# Raw data
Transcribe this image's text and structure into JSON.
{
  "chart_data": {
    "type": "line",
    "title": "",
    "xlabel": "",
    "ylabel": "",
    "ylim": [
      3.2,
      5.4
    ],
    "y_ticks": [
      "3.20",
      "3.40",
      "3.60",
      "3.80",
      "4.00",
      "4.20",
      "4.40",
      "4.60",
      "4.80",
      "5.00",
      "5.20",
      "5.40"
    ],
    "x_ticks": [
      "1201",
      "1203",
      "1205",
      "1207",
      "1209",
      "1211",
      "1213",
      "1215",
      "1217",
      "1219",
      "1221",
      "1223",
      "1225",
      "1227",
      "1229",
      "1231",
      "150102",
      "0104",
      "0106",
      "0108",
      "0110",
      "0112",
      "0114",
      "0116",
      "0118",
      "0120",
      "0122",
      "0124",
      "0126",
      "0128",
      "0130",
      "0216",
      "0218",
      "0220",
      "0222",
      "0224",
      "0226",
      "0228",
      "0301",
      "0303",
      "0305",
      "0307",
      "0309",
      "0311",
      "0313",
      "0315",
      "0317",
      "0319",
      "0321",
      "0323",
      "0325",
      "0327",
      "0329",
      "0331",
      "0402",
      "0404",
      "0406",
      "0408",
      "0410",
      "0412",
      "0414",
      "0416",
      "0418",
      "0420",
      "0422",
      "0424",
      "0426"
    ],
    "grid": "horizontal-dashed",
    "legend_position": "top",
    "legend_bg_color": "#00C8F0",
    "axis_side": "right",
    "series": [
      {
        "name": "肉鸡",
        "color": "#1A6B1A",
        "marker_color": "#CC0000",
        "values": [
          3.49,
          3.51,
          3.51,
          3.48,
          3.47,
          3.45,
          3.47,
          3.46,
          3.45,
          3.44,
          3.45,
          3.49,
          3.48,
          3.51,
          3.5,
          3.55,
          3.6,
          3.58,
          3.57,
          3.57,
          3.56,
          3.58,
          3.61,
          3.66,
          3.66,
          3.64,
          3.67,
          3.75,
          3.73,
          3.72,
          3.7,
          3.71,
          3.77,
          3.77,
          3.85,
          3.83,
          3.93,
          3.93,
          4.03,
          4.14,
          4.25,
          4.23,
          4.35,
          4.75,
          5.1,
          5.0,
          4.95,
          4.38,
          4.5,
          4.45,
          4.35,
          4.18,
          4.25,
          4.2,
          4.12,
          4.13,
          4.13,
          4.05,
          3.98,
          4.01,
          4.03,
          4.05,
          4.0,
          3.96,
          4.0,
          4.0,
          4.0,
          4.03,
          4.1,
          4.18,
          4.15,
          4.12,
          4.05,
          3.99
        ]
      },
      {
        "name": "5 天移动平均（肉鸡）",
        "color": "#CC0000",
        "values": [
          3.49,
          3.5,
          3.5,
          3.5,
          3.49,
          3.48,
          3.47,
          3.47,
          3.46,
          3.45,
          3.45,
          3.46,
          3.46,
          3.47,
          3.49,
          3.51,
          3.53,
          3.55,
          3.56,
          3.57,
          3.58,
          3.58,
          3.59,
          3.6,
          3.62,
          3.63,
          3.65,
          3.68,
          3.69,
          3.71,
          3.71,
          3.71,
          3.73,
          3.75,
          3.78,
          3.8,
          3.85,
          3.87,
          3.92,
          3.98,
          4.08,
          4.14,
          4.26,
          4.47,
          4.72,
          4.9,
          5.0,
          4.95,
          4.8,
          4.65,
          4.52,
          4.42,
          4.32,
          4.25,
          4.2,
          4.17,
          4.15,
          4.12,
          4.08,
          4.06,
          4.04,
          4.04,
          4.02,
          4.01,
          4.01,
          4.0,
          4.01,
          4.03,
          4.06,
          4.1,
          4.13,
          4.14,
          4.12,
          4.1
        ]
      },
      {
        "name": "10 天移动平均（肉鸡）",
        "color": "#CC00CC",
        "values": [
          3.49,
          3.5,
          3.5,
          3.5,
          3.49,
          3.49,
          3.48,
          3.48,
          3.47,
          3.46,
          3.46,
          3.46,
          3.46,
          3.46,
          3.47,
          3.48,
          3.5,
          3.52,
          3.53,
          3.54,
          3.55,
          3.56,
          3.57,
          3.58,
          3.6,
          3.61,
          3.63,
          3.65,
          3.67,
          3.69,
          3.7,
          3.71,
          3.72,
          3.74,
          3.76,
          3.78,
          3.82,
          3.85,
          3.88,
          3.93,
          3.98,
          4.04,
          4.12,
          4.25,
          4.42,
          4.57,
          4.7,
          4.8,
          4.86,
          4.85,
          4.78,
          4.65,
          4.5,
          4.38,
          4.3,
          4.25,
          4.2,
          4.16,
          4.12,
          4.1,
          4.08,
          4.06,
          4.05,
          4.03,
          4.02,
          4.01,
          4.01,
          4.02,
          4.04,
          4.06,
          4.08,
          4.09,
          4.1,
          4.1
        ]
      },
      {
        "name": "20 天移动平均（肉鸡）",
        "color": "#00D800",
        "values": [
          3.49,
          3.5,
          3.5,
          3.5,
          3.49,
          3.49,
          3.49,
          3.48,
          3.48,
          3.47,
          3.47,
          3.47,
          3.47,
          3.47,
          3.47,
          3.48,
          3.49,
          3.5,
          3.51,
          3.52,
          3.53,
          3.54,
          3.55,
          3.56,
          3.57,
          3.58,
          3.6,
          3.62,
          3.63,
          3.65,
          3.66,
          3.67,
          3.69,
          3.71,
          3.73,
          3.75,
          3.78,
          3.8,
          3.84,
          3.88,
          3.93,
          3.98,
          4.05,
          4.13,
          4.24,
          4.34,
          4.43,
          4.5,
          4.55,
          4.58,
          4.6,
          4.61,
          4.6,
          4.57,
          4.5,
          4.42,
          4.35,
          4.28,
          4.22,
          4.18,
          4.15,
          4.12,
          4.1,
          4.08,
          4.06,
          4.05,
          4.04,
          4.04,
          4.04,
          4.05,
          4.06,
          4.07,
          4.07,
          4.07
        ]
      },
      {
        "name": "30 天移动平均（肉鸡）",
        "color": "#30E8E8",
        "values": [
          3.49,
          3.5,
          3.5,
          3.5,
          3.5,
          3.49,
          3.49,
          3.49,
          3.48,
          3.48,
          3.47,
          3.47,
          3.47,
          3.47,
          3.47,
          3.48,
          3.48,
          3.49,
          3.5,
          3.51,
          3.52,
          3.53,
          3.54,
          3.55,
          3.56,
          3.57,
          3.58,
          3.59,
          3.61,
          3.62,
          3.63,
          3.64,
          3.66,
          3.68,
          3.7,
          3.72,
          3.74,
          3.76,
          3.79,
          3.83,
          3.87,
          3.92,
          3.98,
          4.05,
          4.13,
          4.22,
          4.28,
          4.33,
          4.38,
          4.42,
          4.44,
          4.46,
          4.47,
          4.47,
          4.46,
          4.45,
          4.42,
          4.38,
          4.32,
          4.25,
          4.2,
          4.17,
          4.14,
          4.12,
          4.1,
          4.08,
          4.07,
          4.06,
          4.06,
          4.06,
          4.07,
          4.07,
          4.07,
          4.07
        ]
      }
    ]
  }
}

# Task instructions
Print back all the lines verbatim.

# Exercise solution
Transcribe this image's text and structure into JSON.
{
  "chart_data": {
    "type": "line",
    "title": "",
    "xlabel": "",
    "ylabel": "",
    "ylim": [
      3.2,
      5.4
    ],
    "y_ticks": [
      "3.20",
      "3.40",
      "3.60",
      "3.80",
      "4.00",
      "4.20",
      "4.40",
      "4.60",
      "4.80",
      "5.00",
      "5.20",
      "5.40"
    ],
    "x_ticks": [
      "1201",
      "1203",
      "1205",
      "1207",
      "1209",
      "1211",
      "1213",
      "1215",
      "1217",
      "1219",
      "1221",
      "1223",
      "1225",
      "1227",
      "1229",
      "1231",
      "150102",
      "0104",
      "0106",
      "0108",
      "0110",
      "0112",
      "0114",
      "0116",
      "0118",
      "0120",
      "0122",
      "0124",
      "0126",
      "0128",
      "0130",
      "0216",
      "0218",
      "0220",
      "0222",
      "0224",
      "0226",
      "0228",
      "0301",
      "0303",
      "0305",
      "0307",
      "0309",
      "0311",
      "0313",
      "0315",
      "0317",
      "0319",
      "0321",
      "0323",
      "0325",
      "0327",
      "0329",
      "0331",
      "0402",
      "0404",
      "0406",
      "0408",
      "0410",
      "0412",
      "0414",
      "0416",
      "0418",
      "0420",
      "0422",
      "0424",
      "0426"
    ],
    "grid": "horizontal-dashed",
    "legend_position": "top",
    "legend_bg_color": "#00C8F0",
    "axis_side": "right",
    "series": [
      {
        "name": "肉鸡",
        "color": "#1A6B1A",
        "marker_color": "#CC0000",
        "values": [
          3.49,
          3.51,
          3.51,
          3.48,
          3.47,
          3.45,
          3.47,
          3.46,
          3.45,
          3.44,
          3.45,
          3.49,
          3.48,
          3.51,
          3.5,
          3.55,
          3.6,
          3.58,
          3.57,
          3.57,
          3.56,
          3.58,
          3.61,
          3.66,
          3.66,
          3.64,
          3.67,
          3.75,
          3.73,
          3.72,
          3.7,
          3.71,
          3.77,
          3.77,
          3.85,
          3.83,
          3.93,
          3.93,
          4.03,
          4.14,
          4.25,
          4.23,
          4.35,
          4.75,
          5.1,
          5.0,
          4.95,
          4.38,
          4.5,
          4.45,
          4.35,
          4.18,
          4.25,
          4.2,
          4.12,
          4.13,
          4.13,
          4.05,
          3.98,
          4.01,
          4.03,
          4.05,
          4.0,
          3.96,
          4.0,
          4.0,
          4.0,
          4.03,
          4.1,
          4.18,
          4.15,
          4.12,
          4.05,
          3.99
        ]
      },
      {
        "name": "5 天移动平均（肉鸡）",
        "color": "#CC0000",
        "values": [
          3.49,
          3.5,
          3.5,
          3.5,
          3.49,
          3.48,
          3.47,
          3.47,
          3.46,
          3.45,
          3.45,
          3.46,
          3.46,
          3.47,
          3.49,
          3.51,
          3.53,
          3.55,
          3.56,
          3.57,
          3.58,
          3.58,
          3.59,
          3.6,
          3.62,
          3.63,
          3.65,
          3.68,
          3.69,
          3.71,
          3.71,
          3.71,
          3.73,
          3.75,
          3.78,
          3.8,
          3.85,
          3.87,
          3.92,
          3.98,
          4.08,
          4.14,
          4.26,
          4.47,
          4.72,
          4.9,
          5.0,
          4.95,
          4.8,
          4.65,
          4.52,
          4.42,
          4.32,
          4.25,
          4.2,
          4.17,
          4.15,
          4.12,
          4.08,
          4.06,
          4.04,
          4.04,
          4.02,
          4.01,
          4.01,
          4.0,
          4.01,
          4.03,
          4.06,
          4.1,
          4.13,
          4.14,
          4.12,
          4.1
        ]
      },
      {
        "name": "10 天移动平均（肉鸡）",
        "color": "#CC00CC",
        "values": [
          3.49,
          3.5,
          3.5,
          3.5,
          3.49,
          3.49,
          3.48,
          3.48,
          3.47,
          3.46,
          3.46,
          3.46,
          3.46,
          3.46,
          3.47,
          3.48,
          3.5,
          3.52,
          3.53,
          3.54,
          3.55,
          3.56,
          3.57,
          3.58,
          3.6,
          3.61,
          3.63,
          3.65,
          3.67,
          3.69,
          3.7,
          3.71,
          3.72,
          3.74,
          3.76,
          3.78,
          3.82,
          3.85,
          3.88,
          3.93,
          3.98,
          4.04,
          4.12,
          4.25,
          4.42,
          4.57,
          4.7,
          4.8,
          4.86,
          4.85,
          4.78,
          4.65,
          4.5,
          4.38,
          4.3,
          4.25,
          4.2,
          4.16,
          4.12,
          4.1,
          4.08,
          4.06,
          4.05,
          4.03,
          4.02,
          4.01,
          4.01,
          4.02,
          4.04,
          4.06,
          4.08,
          4.09,
          4.1,
          4.1
        ]
      },
      {
        "name": "20 天移动平均（肉鸡）",
        "color": "#00D800",
        "values": [
          3.49,
          3.5,
          3.5,
          3.5,
          3.49,
          3.49,
          3.49,
          3.48,
          3.48,
          3.47,
          3.47,
          3.47,
          3.47,
          3.47,
          3.47,
          3.48,
          3.49,
          3.5,
          3.51,
          3.52,
          3.53,
          3.54,
          3.55,
          3.56,
          3.57,
          3.58,
          3.6,
          3.62,
          3.63,
          3.65,
          3.66,
          3.67,
          3.69,
          3.71,
          3.73,
          3.75,
          3.78,
          3.8,
          3.84,
          3.88,
          3.93,
          3.98,
          4.05,
          4.13,
          4.24,
          4.34,
          4.43,
          4.5,
          4.55,
          4.58,
          4.6,
          4.61,
          4.6,
          4.57,
          4.5,
          4.42,
          4.35,
          4.28,
          4.22,
          4.18,
          4.15,
          4.12,
          4.1,
          4.08,
          4.06,
          4.05,
          4.04,
          4.04,
          4.04,
          4.05,
          4.06,
          4.07,
          4.07,
          4.07
        ]
      },
      {
        "name": "30 天移动平均（肉鸡）",
        "color": "#30E8E8",
        "values": [
          3.49,
          3.5,
          3.5,
          3.5,
          3.5,
          3.49,
          3.49,
          3.49,
          3.48,
          3.48,
          3.47,
          3.47,
          3.47,
          3.47,
          3.47,
          3.48,
          3.48,
          3.49,
          3.5,
          3.51,
          3.52,
          3.53,
          3.54,
          3.55,
          3.56,
          3.57,
          3.58,
          3.59,
          3.61,
          3.62,
          3.63,
          3.64,
          3.66,
          3.68,
          3.7,
          3.72,
          3.74,
          3.76,
          3.79,
          3.83,
          3.87,
          3.92,
          3.98,
          4.05,
          4.13,
          4.22,
          4.28,
          4.33,
          4.38,
          4.42,
          4.44,
          4.46,
          4.47,
          4.47,
          4.46,
          4.45,
          4.42,
          4.38,
          4.32,
          4.25,
          4.2,
          4.17,
          4.14,
          4.12,
          4.1,
          4.08,
          4.07,
          4.06,
          4.06,
          4.06,
          4.07,
          4.07,
          4.07,
          4.07
        ]
      }
    ]
  }
}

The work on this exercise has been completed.